Exercise instructions —
a) Translate this sentence from the article on the film Sergio into Spanish: "The film had its world premiere at the Sundance Film Festival on January 28, 2020."
b) From the article on the film Sergio, print the part that opens with the words containing "Sergio is a" and closes with "Brían F. O'Byrne.".
c) List every production company named in the article on the film Sergio.

Supplied text —

···

- Official poster
- Directed by: Greg Barker
- Written by: Craig Borten
- Produced by: Wagner Moura; Brent Travers; Daniel Dreifuss;
- Starring: Wagner Moura; Ana de Armas; Garret Dillahunt; Clemens Schick; Will Dalton; Bradley Whitford; Brían F. O'Byrne;
- Cinematography: Adrian Teijido
- Edited by: Claudia Castello
- Music by: Fernando Velázquez
- Production companies: Black Rabbit Media; Anima Pictures; Itapoan;
- Distributed by: Netflix
- Release dates: January 28, 2020 (Sundance); April 17, 2020 (United States);
- Running time: 118 minutes
- Country: United States
- Language: English

= Sergio (2020 film) =

Sergio is a 2020 American biographical drama film about the United Nations diplomat Sérgio Vieira de Mello. The film was directed by Greg Barker, from a screenplay written by Craig Borten. It stars Wagner Moura, Ana de Armas, Garret Dillahunt, Clemens Schick, Will Dalton, Bradley Whitford and Brían F. O'Byrne.

The film had its world premiere at the Sundance Film Festival on January 28, 2020. It was released on April 17, 2020, by Netflix.

···

Given records —
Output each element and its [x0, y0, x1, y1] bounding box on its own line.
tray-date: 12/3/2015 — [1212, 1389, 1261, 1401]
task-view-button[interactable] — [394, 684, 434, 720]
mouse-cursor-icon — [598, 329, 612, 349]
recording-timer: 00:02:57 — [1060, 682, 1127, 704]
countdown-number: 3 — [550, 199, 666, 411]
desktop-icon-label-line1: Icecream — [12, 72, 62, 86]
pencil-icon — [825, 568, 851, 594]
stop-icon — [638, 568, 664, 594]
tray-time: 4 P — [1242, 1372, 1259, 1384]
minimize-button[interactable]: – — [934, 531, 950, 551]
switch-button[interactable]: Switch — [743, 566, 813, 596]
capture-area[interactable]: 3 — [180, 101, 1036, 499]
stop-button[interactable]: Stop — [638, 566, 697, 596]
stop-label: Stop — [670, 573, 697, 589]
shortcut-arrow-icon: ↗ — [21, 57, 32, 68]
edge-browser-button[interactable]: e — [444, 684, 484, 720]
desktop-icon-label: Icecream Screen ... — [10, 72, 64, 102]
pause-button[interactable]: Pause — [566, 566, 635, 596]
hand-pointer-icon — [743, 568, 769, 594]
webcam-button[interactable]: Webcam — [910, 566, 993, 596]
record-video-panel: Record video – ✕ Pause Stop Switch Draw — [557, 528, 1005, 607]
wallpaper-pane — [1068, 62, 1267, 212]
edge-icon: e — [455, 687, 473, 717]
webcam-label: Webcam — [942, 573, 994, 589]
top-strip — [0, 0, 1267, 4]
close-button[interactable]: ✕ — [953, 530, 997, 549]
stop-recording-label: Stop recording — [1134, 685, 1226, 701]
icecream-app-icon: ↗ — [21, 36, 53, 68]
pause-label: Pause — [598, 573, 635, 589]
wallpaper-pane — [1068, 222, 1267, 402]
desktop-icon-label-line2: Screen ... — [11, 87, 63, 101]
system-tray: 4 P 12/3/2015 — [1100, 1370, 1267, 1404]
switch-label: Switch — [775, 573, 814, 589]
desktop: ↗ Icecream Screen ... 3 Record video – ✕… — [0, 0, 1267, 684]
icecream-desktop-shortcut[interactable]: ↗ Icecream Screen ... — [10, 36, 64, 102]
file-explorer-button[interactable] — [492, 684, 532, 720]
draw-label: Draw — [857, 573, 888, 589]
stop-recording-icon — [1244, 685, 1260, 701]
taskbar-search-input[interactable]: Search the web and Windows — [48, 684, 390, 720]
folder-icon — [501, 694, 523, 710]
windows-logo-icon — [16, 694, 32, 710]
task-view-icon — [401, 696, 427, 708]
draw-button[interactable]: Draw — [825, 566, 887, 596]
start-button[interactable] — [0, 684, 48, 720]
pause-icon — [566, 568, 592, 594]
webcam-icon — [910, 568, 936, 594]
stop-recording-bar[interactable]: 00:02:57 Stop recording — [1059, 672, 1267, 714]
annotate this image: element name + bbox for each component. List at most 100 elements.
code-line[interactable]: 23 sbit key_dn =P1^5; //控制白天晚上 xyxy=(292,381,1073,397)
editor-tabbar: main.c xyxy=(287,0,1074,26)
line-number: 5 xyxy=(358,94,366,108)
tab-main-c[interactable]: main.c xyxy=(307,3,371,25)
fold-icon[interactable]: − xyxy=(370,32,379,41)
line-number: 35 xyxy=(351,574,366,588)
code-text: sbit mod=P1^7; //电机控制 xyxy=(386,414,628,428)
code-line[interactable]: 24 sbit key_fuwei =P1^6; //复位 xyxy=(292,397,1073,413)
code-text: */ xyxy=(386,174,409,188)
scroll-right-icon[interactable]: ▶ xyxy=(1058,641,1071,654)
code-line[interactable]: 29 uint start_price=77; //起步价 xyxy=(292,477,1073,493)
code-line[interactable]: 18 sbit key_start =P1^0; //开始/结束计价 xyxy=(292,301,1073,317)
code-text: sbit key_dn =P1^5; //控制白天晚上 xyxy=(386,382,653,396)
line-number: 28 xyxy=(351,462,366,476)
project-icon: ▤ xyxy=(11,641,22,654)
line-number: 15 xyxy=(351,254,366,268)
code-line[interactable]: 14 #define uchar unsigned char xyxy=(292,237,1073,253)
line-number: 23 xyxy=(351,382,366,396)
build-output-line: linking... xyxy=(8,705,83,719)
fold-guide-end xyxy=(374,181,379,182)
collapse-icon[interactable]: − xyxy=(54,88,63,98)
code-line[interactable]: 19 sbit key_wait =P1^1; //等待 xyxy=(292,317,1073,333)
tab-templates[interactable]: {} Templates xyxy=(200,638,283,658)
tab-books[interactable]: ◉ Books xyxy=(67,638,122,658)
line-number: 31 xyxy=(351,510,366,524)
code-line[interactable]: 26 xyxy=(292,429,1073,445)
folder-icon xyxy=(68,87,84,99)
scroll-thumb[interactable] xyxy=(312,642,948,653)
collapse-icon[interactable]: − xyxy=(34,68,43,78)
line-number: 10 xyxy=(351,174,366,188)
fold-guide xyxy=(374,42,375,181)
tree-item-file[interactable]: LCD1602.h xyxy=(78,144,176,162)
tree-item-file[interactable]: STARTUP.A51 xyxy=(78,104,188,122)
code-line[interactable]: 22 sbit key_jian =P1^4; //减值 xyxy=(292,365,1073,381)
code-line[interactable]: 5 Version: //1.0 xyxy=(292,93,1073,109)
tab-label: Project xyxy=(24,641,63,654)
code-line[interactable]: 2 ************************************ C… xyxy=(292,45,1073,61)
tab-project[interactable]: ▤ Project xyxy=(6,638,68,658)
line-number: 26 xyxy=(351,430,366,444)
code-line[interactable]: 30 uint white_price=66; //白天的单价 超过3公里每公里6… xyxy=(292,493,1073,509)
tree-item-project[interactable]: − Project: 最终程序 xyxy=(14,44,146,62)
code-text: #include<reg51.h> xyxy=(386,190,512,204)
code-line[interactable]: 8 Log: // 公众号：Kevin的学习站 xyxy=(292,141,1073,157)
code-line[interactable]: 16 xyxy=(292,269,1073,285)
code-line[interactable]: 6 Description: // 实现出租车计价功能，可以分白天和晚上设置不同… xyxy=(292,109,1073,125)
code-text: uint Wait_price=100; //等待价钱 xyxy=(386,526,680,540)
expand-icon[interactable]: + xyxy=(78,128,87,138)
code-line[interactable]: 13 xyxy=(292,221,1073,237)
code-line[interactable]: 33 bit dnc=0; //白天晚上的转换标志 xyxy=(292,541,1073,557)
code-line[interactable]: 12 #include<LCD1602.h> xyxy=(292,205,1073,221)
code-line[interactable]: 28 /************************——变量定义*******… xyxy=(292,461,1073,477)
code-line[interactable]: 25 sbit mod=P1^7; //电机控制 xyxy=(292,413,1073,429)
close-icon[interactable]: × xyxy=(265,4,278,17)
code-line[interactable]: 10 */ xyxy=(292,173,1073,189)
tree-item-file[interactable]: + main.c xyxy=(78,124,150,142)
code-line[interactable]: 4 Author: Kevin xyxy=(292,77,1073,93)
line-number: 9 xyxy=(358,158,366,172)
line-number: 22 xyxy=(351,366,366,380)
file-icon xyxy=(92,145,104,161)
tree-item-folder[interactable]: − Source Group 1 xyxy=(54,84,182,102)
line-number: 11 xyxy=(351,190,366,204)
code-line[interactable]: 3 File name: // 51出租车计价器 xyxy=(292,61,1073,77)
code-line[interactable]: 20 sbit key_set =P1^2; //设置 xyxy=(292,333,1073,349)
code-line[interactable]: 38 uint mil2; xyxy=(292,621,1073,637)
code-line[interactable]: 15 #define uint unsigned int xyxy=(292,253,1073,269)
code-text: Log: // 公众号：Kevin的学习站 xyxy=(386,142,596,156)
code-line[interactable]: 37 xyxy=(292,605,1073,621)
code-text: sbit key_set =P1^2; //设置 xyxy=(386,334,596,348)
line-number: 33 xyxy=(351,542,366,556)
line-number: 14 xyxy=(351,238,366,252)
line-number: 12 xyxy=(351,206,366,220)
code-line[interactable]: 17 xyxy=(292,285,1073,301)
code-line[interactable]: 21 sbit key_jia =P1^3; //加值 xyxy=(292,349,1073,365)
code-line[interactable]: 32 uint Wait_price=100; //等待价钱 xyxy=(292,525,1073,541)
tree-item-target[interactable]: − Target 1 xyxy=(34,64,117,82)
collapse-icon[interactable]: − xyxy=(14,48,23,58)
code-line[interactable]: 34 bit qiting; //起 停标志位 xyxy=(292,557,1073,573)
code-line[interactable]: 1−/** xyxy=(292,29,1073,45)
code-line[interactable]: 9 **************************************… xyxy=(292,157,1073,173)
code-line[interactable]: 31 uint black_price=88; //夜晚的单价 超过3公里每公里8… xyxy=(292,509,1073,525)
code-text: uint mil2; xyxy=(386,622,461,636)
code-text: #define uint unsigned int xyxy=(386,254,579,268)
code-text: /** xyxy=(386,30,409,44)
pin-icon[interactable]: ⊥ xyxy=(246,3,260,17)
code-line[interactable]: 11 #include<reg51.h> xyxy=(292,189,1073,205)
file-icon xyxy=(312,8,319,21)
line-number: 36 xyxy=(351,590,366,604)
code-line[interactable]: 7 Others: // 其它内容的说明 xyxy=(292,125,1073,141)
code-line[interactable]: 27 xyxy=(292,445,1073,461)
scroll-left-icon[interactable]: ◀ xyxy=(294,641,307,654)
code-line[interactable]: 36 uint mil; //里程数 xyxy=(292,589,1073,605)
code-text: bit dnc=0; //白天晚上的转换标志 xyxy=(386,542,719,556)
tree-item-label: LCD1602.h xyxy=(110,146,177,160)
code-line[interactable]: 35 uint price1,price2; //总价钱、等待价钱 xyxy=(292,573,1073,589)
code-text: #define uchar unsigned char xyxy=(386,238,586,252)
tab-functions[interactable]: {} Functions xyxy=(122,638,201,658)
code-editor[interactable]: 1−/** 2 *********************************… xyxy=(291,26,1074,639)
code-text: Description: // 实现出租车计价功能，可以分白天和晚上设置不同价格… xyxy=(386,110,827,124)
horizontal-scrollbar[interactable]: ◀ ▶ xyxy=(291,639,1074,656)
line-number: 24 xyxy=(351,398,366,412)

···

Results —
a) La película tuvo su estreno mundial en el Festival de Cine de Sundance el 28 de enero de 2020.

b)
Sergio is a 2020 American biographical drama film about the United Nations diplomat Sérgio Vieira de Mello. The film was directed by Greg Barker, from a screenplay written by Craig Borten. It stars Wagner Moura, Ana de Armas, Garret Dillahunt, Clemens Schick, Will Dalton, Bradley Whitford and Brían F. O'Byrne.

c)
Black Rabbit Media
Anima Pictures
Itapoan